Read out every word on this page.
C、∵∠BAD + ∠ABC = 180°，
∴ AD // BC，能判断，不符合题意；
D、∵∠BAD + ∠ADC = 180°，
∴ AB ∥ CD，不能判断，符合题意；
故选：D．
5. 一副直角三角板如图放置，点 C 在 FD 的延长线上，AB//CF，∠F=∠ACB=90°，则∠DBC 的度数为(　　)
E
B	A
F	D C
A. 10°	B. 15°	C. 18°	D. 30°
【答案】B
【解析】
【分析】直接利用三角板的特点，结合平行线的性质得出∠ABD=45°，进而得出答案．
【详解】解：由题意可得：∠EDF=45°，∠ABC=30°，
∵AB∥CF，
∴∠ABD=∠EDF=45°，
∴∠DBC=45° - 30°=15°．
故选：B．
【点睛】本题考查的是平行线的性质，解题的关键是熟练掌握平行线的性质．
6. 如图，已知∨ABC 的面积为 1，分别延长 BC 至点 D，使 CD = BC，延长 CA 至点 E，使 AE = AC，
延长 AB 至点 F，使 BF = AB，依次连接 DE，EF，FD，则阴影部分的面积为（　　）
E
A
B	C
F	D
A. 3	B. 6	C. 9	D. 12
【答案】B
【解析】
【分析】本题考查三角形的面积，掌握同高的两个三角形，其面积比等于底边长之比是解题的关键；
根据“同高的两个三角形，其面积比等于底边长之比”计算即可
============
* **Written task**
Recopy the entries above in their entirety, exactly.

* **Answer for the task**
Read out every word on this page.
C、∵∠BAD + ∠ABC = 180°，
∴ AD // BC，能判断，不符合题意；
D、∵∠BAD + ∠ADC = 180°，
∴ AB ∥ CD，不能判断，符合题意；
故选：D．
5. 一副直角三角板如图放置，点 C 在 FD 的延长线上，AB//CF，∠F=∠ACB=90°，则∠DBC 的度数为(　　)
E
B	A
F	D C
A. 10°	B. 15°	C. 18°	D. 30°
【答案】B
【解析】
【分析】直接利用三角板的特点，结合平行线的性质得出∠ABD=45°，进而得出答案．
【详解】解：由题意可得：∠EDF=45°，∠ABC=30°，
∵AB∥CF，
∴∠ABD=∠EDF=45°，
∴∠DBC=45° - 30°=15°．
故选：B．
【点睛】本题考查的是平行线的性质，解题的关键是熟练掌握平行线的性质．
6. 如图，已知∨ABC 的面积为 1，分别延长 BC 至点 D，使 CD = BC，延长 CA 至点 E，使 AE = AC，
延长 AB 至点 F，使 BF = AB，依次连接 DE，EF，FD，则阴影部分的面积为（　　）
E
A
B	C
F	D
A. 3	B. 6	C. 9	D. 12
【答案】B
【解析】
【分析】本题考查三角形的面积，掌握同高的两个三角形，其面积比等于底边长之比是解题的关键；
根据“同高的两个三角形，其面积比等于底边长之比”计算即可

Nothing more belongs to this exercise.